Set exercise:
Lines containing the word "Choose" should be extracted in full.

Records:

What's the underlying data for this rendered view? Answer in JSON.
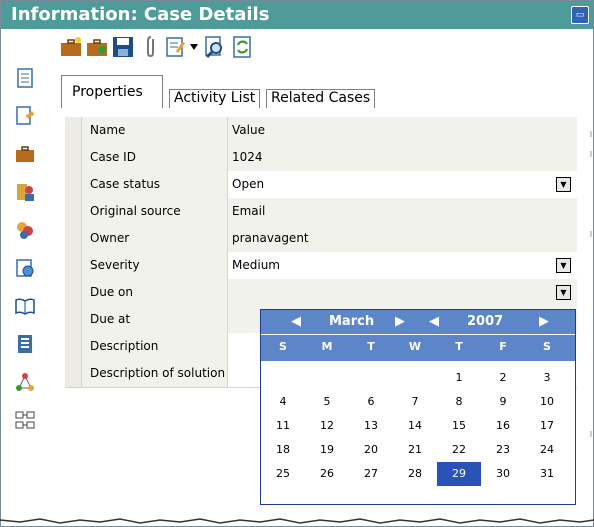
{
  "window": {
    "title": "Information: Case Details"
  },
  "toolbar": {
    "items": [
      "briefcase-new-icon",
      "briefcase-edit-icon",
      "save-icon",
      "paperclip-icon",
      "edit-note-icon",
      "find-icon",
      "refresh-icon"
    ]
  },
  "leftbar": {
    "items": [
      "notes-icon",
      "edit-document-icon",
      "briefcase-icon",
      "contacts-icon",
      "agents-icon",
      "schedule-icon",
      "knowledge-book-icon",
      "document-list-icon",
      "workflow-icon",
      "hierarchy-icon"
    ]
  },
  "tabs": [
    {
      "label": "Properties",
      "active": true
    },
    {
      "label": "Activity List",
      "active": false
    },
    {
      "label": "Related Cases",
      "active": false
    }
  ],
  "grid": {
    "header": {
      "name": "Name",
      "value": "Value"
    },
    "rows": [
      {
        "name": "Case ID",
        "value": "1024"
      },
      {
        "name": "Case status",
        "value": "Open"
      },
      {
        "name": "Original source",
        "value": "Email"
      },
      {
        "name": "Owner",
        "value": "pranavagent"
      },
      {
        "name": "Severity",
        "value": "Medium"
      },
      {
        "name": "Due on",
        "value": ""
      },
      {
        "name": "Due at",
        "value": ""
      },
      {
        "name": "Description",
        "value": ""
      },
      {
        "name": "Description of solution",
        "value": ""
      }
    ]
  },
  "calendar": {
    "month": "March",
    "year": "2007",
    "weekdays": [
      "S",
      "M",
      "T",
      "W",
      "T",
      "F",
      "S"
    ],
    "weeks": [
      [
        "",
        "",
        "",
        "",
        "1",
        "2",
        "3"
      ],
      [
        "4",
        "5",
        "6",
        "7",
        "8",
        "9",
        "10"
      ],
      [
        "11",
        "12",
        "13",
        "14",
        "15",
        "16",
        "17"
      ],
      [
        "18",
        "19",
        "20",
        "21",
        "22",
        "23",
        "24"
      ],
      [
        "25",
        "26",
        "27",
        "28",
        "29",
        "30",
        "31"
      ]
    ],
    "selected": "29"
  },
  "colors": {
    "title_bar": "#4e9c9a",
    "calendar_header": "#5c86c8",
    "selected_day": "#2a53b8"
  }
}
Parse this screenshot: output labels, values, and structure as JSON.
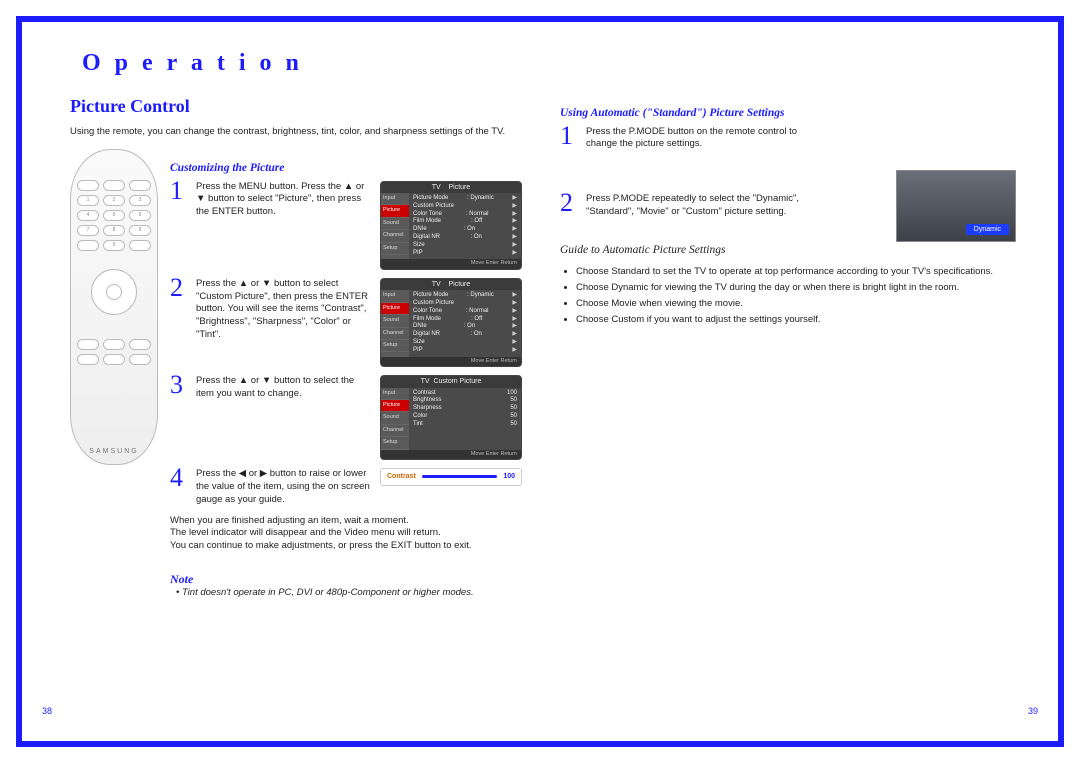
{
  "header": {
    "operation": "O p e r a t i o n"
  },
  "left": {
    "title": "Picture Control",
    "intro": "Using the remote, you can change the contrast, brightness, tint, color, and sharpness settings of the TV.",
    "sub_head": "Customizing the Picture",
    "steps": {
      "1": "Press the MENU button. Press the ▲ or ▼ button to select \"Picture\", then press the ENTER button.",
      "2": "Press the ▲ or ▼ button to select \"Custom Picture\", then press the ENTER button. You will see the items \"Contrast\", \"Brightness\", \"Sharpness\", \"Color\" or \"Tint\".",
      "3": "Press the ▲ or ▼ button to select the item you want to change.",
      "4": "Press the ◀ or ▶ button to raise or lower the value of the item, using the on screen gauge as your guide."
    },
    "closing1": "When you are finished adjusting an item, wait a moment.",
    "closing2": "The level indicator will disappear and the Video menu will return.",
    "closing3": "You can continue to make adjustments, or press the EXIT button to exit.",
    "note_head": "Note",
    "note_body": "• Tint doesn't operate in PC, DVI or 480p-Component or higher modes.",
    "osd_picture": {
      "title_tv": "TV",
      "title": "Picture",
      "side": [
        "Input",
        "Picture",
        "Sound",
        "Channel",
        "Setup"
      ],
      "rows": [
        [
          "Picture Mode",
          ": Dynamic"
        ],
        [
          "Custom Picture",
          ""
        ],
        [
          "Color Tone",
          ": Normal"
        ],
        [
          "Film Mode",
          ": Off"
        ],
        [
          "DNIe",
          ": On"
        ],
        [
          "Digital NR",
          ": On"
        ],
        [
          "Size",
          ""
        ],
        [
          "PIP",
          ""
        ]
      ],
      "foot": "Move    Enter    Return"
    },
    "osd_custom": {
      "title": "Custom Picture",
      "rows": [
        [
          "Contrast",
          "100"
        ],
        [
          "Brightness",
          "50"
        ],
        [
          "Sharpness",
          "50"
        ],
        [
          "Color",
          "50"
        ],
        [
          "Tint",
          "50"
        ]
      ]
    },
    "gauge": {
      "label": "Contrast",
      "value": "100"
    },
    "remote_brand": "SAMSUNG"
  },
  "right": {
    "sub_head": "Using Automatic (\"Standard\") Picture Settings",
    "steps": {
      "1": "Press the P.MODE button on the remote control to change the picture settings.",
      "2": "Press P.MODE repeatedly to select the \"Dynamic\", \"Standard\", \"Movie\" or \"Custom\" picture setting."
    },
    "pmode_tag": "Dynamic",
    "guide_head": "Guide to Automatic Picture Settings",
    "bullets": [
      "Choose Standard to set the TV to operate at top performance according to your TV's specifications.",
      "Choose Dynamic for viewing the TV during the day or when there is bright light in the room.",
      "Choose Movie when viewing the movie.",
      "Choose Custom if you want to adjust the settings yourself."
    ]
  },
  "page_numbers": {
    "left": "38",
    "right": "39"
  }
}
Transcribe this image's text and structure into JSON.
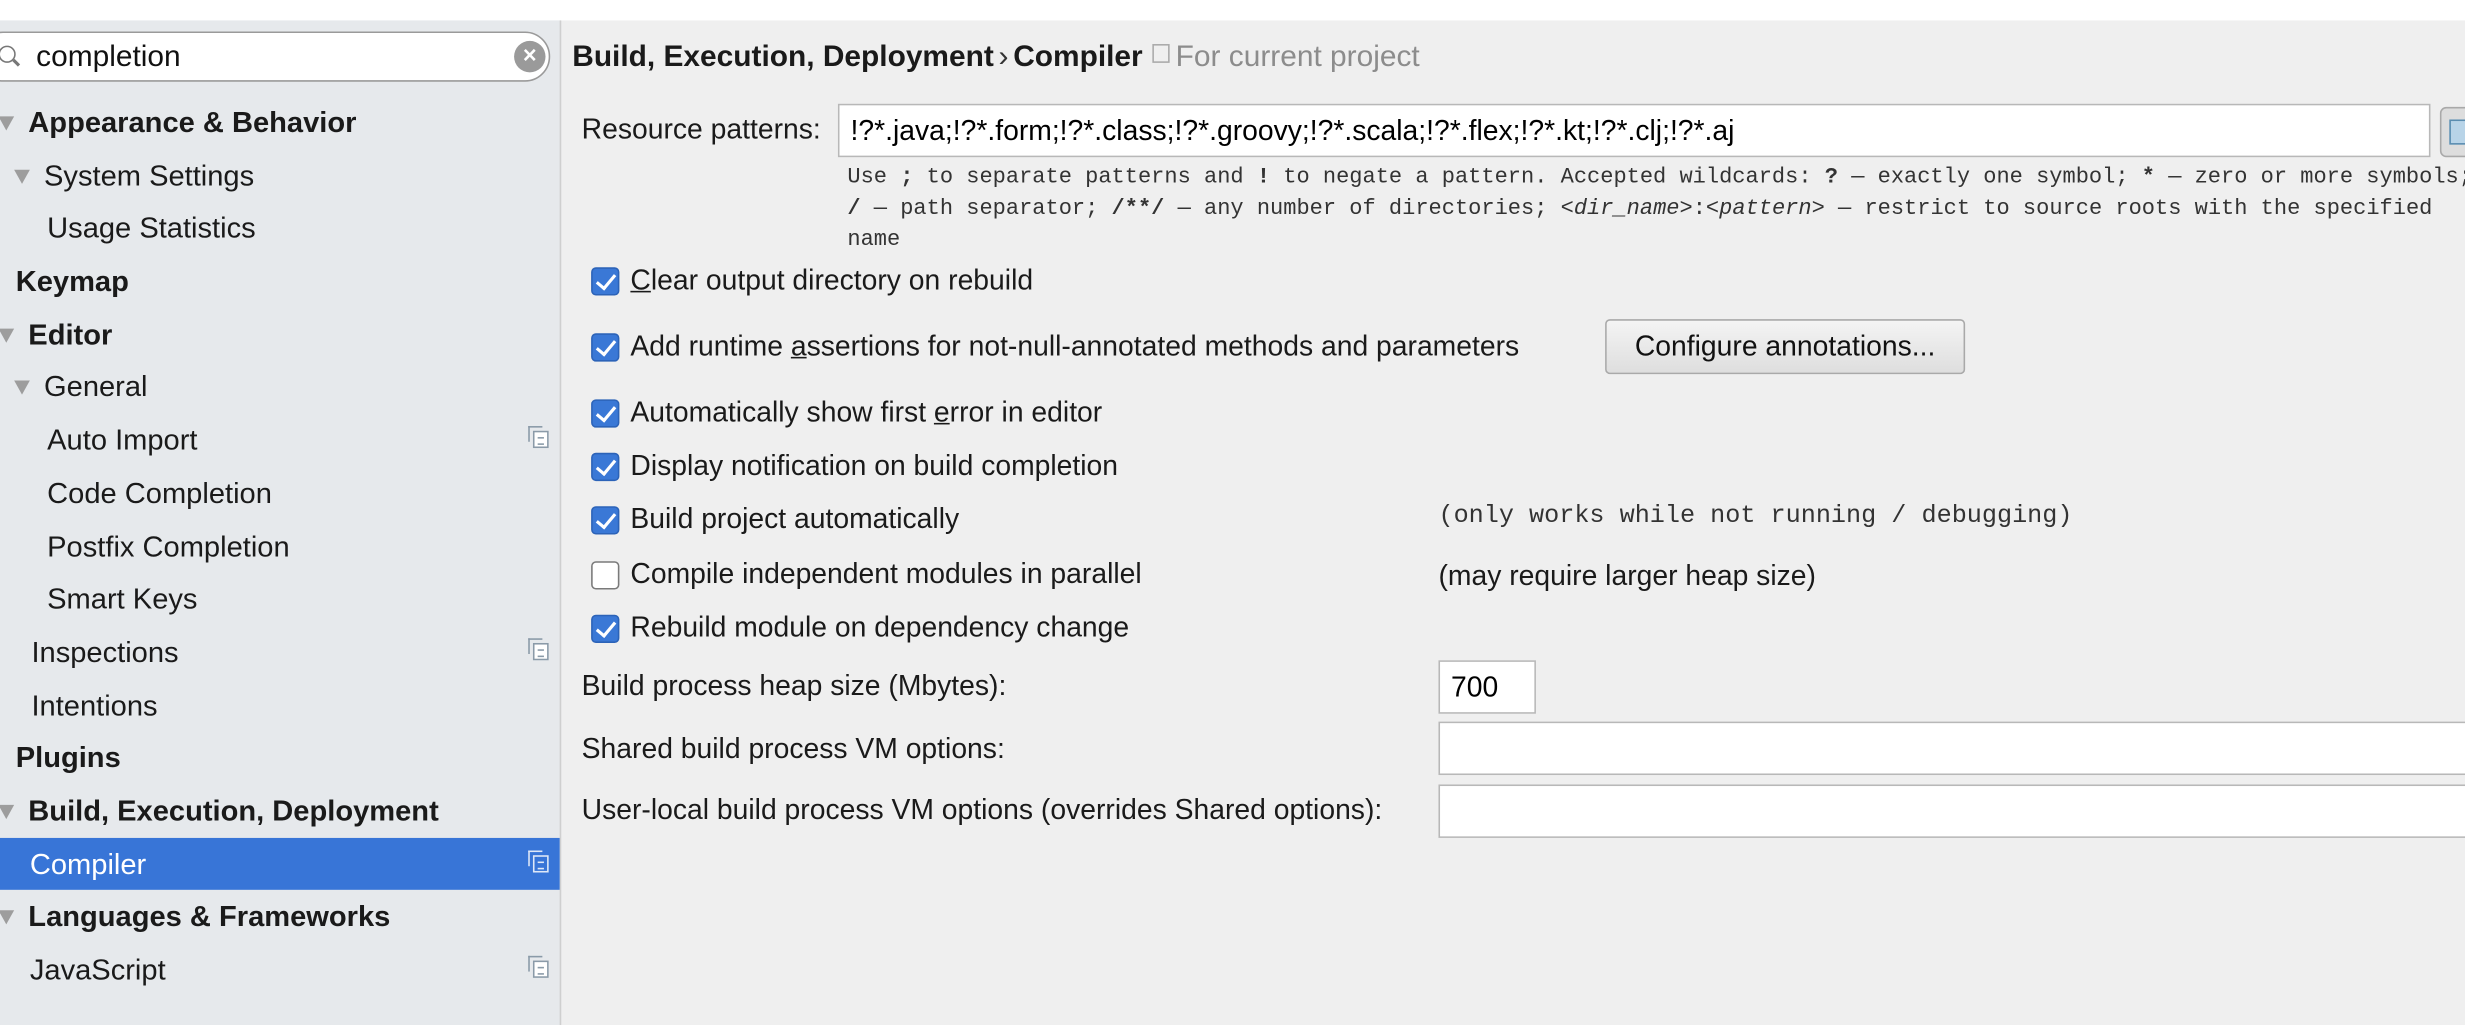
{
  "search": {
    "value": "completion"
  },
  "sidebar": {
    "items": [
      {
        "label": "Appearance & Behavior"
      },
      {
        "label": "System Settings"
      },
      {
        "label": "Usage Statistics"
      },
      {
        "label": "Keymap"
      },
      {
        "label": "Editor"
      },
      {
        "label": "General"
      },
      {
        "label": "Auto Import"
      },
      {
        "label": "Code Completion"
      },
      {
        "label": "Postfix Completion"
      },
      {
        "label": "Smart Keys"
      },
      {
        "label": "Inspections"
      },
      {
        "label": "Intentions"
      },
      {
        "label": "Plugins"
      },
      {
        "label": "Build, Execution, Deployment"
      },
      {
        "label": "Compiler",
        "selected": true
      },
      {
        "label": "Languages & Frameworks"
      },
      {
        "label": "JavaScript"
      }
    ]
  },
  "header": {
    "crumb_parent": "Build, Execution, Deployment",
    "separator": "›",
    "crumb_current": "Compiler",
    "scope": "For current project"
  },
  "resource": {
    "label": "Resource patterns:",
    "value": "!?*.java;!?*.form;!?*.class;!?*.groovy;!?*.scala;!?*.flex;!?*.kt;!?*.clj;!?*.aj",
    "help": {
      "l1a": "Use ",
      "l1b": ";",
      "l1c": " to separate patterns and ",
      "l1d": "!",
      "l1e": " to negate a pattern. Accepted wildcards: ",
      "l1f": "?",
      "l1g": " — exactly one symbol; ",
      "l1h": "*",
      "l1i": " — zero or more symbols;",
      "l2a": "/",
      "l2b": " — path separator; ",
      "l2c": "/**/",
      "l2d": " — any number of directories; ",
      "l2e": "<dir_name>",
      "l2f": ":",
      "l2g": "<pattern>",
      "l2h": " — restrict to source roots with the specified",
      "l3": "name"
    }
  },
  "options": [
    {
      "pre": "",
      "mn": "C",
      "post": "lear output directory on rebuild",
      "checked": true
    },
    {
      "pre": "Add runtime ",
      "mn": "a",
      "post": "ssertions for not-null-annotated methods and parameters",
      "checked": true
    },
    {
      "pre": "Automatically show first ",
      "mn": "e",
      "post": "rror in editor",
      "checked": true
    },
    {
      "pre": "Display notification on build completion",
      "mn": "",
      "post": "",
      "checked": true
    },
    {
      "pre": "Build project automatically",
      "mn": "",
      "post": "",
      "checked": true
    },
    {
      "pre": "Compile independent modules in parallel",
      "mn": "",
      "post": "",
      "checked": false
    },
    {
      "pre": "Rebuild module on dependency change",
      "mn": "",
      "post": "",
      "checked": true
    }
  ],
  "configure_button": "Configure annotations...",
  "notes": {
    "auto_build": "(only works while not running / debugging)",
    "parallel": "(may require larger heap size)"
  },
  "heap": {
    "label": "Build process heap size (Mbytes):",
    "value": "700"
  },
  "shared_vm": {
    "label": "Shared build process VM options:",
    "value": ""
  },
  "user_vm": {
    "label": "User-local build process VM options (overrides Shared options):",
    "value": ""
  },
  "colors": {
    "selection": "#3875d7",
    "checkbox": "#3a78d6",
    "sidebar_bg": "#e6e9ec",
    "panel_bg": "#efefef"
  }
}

Solution to the exercise:
      "Choose Standard to set the TV to operate at top performance according to your TV's specifications.",
      "Choose Dynamic for viewing the TV during the day or when there is bright light in the room.",
      "Choose Movie when viewing the movie.",
      "Choose Custom if you want to adjust the settings yourself."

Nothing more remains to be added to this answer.